(Layout records)
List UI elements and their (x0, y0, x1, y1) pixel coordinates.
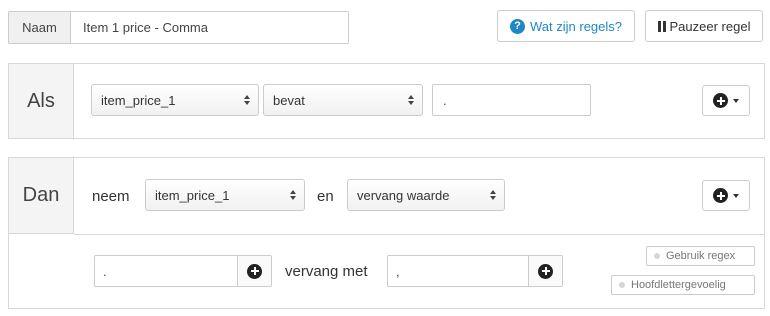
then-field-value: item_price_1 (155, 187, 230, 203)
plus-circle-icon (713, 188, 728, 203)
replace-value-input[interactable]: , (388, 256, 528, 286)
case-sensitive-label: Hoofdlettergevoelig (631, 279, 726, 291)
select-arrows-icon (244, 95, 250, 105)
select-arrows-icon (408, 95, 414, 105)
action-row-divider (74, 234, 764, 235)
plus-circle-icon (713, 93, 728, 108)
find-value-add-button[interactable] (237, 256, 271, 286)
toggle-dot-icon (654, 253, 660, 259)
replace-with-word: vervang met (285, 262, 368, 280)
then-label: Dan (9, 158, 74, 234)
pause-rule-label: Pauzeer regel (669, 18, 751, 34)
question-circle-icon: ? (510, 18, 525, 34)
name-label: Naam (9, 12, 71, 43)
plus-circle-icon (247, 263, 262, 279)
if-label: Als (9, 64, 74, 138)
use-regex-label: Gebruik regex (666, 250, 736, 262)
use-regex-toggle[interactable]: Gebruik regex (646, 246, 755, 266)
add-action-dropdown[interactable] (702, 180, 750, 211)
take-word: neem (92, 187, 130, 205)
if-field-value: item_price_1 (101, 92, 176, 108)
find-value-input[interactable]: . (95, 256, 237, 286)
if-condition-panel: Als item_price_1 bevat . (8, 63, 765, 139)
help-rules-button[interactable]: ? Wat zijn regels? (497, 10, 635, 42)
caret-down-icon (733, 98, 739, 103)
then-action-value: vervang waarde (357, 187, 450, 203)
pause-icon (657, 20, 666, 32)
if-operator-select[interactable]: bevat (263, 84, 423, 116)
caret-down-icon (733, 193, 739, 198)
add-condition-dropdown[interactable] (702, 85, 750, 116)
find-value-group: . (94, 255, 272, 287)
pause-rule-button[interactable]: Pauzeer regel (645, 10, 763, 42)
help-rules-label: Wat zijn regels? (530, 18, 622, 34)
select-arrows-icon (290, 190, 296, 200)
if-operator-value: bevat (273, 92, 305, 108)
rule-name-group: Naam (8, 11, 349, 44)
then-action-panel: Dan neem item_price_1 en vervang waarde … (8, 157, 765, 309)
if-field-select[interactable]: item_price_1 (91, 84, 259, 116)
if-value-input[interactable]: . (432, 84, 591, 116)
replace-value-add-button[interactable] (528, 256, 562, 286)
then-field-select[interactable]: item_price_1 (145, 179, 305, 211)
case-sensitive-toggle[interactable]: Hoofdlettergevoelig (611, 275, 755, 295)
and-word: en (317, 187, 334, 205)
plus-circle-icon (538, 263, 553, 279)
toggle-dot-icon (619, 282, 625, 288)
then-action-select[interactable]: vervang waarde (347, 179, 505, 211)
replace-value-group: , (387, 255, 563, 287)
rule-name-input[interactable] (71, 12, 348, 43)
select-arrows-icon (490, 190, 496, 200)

==

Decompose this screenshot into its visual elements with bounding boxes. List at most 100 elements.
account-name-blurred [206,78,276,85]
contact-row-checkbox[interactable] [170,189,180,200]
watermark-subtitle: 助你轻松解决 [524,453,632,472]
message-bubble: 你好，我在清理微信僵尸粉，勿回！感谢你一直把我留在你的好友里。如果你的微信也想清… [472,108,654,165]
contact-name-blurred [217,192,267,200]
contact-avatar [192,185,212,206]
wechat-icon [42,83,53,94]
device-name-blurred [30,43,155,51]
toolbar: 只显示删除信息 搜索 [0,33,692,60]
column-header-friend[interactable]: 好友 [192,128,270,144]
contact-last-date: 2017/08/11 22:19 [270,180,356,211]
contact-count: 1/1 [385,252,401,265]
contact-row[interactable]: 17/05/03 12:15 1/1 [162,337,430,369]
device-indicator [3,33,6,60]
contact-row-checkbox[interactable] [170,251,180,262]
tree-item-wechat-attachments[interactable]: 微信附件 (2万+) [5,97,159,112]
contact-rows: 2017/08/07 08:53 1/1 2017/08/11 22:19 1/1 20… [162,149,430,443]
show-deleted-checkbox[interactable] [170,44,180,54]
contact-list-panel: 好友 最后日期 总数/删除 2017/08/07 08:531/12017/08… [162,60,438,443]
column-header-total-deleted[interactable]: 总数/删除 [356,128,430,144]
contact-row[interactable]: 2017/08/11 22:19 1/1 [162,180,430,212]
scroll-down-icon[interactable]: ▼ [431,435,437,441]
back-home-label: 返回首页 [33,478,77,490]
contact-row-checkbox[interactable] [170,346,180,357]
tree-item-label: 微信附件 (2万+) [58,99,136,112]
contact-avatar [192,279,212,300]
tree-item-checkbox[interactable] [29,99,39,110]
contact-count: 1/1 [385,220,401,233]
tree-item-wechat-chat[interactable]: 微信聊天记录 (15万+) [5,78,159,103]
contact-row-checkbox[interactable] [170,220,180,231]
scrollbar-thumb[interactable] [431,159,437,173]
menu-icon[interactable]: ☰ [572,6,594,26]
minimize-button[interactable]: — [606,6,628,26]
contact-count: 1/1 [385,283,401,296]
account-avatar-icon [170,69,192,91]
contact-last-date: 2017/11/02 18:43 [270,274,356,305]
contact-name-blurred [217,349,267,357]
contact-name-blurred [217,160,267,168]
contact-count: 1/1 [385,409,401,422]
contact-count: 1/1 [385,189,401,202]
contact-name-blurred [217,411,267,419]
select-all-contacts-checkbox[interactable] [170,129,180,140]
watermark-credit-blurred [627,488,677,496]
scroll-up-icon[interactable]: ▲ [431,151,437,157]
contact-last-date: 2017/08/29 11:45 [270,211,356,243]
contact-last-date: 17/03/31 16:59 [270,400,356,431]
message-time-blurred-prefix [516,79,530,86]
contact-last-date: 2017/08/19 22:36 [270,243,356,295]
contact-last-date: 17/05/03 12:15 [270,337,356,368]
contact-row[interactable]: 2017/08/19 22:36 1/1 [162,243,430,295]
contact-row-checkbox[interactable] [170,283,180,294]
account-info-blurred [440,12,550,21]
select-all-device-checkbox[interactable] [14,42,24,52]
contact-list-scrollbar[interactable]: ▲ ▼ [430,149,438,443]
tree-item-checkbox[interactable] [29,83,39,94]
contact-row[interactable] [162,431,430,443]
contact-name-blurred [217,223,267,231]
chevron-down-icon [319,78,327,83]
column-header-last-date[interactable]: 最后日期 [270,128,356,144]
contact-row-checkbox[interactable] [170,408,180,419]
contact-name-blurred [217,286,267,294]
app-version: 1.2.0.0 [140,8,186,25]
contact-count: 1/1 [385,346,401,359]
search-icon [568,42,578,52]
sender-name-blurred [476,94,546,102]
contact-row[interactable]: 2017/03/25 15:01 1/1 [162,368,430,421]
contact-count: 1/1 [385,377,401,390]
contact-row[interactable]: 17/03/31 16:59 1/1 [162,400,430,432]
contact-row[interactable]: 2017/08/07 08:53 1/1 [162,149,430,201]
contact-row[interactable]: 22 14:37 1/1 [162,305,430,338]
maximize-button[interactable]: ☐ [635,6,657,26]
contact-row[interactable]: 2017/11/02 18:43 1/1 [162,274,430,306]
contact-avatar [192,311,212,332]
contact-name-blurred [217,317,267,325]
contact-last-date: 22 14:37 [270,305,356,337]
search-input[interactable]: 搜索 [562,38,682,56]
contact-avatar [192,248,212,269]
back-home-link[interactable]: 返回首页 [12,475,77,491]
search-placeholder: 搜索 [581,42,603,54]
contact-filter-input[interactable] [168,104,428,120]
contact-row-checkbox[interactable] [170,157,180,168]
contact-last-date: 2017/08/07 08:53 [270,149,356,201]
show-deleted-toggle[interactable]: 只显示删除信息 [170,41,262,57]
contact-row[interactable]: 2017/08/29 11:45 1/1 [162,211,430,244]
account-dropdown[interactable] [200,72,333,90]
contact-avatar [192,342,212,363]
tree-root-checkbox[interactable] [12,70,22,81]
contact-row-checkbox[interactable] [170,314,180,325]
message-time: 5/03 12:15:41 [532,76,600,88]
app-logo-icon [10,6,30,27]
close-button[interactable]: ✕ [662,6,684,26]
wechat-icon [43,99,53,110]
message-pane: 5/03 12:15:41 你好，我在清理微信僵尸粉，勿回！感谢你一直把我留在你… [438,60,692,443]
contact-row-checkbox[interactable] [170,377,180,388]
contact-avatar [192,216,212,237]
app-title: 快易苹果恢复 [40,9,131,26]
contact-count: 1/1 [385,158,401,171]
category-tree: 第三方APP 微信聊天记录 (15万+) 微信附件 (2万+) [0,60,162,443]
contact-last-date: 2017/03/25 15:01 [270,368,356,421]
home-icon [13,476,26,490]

:: Task ::
Duplicate every line of the records above, starting at the line containing "Decompose this screenshot" and continuing down through the line containing "select-all-contacts-checkbox[interactable] [170,129,180,140]", with both of those lines included.

:: Written solution ::
Decompose this screenshot into its visual elements with bounding boxes. List at most 100 elements.
account-name-blurred [206,78,276,85]
contact-row-checkbox[interactable] [170,189,180,200]
watermark-subtitle: 助你轻松解决 [524,453,632,472]
message-bubble: 你好，我在清理微信僵尸粉，勿回！感谢你一直把我留在你的好友里。如果你的微信也想清… [472,108,654,165]
contact-name-blurred [217,192,267,200]
contact-avatar [192,185,212,206]
wechat-icon [42,83,53,94]
device-name-blurred [30,43,155,51]
toolbar: 只显示删除信息 搜索 [0,33,692,60]
column-header-friend[interactable]: 好友 [192,128,270,144]
contact-last-date: 2017/08/11 22:19 [270,180,356,211]
contact-count: 1/1 [385,252,401,265]
contact-row[interactable]: 17/05/03 12:15 1/1 [162,337,430,369]
device-indicator [3,33,6,60]
contact-row-checkbox[interactable] [170,251,180,262]
tree-item-wechat-attachments[interactable]: 微信附件 (2万+) [5,97,159,112]
contact-rows: 2017/08/07 08:53 1/1 2017/08/11 22:19 1/1 20… [162,149,430,443]
show-deleted-checkbox[interactable] [170,44,180,54]
contact-list-panel: 好友 最后日期 总数/删除 2017/08/07 08:531/12017/08… [162,60,438,443]
column-header-total-deleted[interactable]: 总数/删除 [356,128,430,144]
contact-row[interactable]: 2017/08/11 22:19 1/1 [162,180,430,212]
scroll-down-icon[interactable]: ▼ [431,435,437,441]
back-home-label: 返回首页 [33,478,77,490]
contact-row-checkbox[interactable] [170,346,180,357]
tree-item-label: 微信附件 (2万+) [58,99,136,112]
contact-avatar [192,279,212,300]
tree-item-checkbox[interactable] [29,99,39,110]
contact-count: 1/1 [385,220,401,233]
tree-item-wechat-chat[interactable]: 微信聊天记录 (15万+) [5,78,159,103]
contact-row-checkbox[interactable] [170,220,180,231]
scrollbar-thumb[interactable] [431,159,437,173]
menu-icon[interactable]: ☰ [572,6,594,26]
minimize-button[interactable]: — [606,6,628,26]
contact-count: 1/1 [385,283,401,296]
account-avatar-icon [170,69,192,91]
contact-last-date: 2017/11/02 18:43 [270,274,356,305]
contact-name-blurred [217,349,267,357]
contact-name-blurred [217,160,267,168]
contact-count: 1/1 [385,409,401,422]
contact-count: 1/1 [385,189,401,202]
contact-name-blurred [217,411,267,419]
select-all-contacts-checkbox[interactable] [170,129,180,140]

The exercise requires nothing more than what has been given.